— start of Listed entries —

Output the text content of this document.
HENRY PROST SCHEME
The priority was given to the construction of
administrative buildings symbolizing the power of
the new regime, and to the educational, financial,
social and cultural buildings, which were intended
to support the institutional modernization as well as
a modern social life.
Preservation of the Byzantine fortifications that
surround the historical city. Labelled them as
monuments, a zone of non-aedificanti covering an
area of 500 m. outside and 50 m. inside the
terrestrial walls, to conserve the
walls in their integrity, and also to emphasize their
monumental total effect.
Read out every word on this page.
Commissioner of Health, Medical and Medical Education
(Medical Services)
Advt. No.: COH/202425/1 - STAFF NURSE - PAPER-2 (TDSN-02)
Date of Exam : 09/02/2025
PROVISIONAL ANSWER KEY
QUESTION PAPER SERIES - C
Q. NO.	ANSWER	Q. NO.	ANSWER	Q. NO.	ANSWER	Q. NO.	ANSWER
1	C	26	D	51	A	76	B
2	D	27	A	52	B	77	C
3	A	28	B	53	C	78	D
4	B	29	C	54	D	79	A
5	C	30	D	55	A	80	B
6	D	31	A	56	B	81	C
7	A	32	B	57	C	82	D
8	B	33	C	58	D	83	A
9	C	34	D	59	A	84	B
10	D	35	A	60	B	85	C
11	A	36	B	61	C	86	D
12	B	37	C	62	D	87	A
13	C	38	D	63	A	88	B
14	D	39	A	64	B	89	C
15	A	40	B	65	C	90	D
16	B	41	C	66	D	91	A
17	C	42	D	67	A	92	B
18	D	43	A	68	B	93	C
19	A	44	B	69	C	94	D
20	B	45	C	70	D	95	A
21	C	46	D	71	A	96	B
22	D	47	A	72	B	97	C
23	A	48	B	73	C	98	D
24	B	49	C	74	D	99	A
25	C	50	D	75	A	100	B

— end of Listed entries —

#### Directive
Give back all the records exactly as they stand.

#### Reply to the task
Output the text content of this document.
HENRY PROST SCHEME
The priority was given to the construction of
administrative buildings symbolizing the power of
the new regime, and to the educational, financial,
social and cultural buildings, which were intended
to support the institutional modernization as well as
a modern social life.
Preservation of the Byzantine fortifications that
surround the historical city. Labelled them as
monuments, a zone of non-aedificanti covering an
area of 500 m. outside and 50 m. inside the
terrestrial walls, to conserve the
walls in their integrity, and also to emphasize their
monumental total effect.
Read out every word on this page.
Commissioner of Health, Medical and Medical Education
(Medical Services)
Advt. No.: COH/202425/1 - STAFF NURSE - PAPER-2 (TDSN-02)
Date of Exam : 09/02/2025
PROVISIONAL ANSWER KEY
QUESTION PAPER SERIES - C
Q. NO.	ANSWER	Q. NO.	ANSWER	Q. NO.	ANSWER	Q. NO.	ANSWER
1	C	26	D	51	A	76	B
2	D	27	A	52	B	77	C
3	A	28	B	53	C	78	D
4	B	29	C	54	D	79	A
5	C	30	D	55	A	80	B
6	D	31	A	56	B	81	C
7	A	32	B	57	C	82	D
8	B	33	C	58	D	83	A
9	C	34	D	59	A	84	B
10	D	35	A	60	B	85	C
11	A	36	B	61	C	86	D
12	B	37	C	62	D	87	A
13	C	38	D	63	A	88	B
14	D	39	A	64	B	89	C
15	A	40	B	65	C	90	D
16	B	41	C	66	D	91	A
17	C	42	D	67	A	92	B
18	D	43	A	68	B	93	C
19	A	44	B	69	C	94	D
20	B	45	C	70	D	95	A
21	C	46	D	71	A	96	B
22	D	47	A	72	B	97	C
23	A	48	B	73	C	98	D
24	B	49	C	74	D	99	A
25	C	50	D	75	A	100	B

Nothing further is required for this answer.